(What to do)
In the data that follows, count every line holding the string "Кожній" and give the count alone.

(Rows)
....
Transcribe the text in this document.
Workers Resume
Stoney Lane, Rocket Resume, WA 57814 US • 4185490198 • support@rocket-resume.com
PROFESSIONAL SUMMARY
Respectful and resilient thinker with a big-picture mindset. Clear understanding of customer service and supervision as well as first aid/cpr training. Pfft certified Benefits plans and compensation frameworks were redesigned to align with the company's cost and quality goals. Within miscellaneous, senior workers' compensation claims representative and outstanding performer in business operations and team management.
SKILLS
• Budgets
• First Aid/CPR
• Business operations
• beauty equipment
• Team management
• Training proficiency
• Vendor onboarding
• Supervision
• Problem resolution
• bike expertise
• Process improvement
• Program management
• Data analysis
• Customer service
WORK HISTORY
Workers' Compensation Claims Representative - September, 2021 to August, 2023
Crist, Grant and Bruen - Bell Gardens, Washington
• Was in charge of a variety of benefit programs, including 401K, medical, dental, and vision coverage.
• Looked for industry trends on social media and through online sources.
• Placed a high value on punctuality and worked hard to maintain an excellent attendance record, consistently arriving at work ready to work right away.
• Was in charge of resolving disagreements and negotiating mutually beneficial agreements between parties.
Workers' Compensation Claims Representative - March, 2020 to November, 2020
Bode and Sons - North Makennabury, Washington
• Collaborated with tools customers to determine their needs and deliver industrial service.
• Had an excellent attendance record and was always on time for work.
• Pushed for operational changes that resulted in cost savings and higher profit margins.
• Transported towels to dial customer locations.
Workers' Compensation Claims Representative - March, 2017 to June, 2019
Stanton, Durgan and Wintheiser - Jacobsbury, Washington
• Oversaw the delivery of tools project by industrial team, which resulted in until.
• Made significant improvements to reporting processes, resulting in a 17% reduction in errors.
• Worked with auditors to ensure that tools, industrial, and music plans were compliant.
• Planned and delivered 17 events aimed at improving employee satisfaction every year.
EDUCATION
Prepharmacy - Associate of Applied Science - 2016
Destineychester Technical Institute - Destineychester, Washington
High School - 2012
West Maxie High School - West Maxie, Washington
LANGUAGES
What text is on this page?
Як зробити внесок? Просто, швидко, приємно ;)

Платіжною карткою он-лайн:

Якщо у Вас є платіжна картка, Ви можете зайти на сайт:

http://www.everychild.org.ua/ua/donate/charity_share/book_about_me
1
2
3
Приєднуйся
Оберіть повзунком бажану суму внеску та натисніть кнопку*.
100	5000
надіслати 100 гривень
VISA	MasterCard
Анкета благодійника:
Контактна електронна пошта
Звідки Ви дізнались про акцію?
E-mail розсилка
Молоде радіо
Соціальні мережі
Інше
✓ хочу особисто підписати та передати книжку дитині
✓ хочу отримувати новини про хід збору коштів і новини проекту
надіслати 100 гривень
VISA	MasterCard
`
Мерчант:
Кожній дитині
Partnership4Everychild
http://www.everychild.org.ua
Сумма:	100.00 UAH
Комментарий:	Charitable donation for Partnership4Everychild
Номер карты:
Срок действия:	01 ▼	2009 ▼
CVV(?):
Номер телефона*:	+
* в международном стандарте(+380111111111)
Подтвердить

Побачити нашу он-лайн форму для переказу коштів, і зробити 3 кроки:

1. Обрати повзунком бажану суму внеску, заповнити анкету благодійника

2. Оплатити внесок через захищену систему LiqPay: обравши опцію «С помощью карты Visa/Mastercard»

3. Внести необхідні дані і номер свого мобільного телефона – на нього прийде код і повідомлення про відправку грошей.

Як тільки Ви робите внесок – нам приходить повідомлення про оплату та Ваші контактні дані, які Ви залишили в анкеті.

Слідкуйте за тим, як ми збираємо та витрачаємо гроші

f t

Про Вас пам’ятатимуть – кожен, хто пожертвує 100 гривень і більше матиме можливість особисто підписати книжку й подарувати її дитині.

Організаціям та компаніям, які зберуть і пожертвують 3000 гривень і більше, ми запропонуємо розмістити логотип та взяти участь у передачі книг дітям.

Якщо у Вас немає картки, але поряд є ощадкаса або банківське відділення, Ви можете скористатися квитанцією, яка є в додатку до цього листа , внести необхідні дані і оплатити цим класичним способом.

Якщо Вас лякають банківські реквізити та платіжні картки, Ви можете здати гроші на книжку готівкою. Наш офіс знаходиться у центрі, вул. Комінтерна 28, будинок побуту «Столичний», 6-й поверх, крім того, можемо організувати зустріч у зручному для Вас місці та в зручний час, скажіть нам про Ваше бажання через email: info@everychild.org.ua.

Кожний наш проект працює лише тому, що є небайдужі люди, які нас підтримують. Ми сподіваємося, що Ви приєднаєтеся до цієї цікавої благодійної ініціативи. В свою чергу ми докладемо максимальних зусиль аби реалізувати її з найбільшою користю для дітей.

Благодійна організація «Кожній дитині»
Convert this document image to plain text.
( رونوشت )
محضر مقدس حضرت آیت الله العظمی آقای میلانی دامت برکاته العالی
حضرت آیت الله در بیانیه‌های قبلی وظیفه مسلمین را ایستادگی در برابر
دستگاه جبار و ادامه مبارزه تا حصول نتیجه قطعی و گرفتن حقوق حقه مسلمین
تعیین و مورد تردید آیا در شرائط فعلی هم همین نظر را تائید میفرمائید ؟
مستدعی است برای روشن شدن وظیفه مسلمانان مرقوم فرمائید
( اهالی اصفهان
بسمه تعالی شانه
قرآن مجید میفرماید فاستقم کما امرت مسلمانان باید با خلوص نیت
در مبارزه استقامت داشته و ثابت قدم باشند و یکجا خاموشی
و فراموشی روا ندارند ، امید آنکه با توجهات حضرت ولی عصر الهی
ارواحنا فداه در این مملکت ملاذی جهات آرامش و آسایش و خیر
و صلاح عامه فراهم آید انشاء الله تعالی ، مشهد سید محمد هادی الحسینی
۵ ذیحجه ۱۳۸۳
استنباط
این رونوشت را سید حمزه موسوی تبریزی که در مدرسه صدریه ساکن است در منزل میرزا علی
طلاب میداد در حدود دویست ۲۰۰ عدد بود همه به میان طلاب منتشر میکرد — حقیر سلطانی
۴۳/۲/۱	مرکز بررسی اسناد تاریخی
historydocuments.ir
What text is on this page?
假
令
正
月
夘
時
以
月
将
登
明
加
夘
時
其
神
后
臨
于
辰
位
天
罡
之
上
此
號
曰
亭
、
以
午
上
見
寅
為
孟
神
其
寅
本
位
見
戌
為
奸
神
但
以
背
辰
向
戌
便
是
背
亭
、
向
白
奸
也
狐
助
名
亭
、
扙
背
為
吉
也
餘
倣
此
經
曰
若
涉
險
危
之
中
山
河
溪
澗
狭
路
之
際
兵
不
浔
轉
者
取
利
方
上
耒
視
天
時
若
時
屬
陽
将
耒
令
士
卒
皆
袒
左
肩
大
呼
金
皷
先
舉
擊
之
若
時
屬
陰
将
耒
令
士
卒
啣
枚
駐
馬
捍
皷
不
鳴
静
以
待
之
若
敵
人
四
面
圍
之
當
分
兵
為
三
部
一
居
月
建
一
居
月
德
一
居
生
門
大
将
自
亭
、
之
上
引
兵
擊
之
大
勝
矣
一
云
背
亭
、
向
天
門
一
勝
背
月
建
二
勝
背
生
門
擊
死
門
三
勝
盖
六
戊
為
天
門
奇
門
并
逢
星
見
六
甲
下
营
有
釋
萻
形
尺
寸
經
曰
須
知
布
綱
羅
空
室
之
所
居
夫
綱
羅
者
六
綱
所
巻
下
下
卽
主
....
(Response to this exercise)
2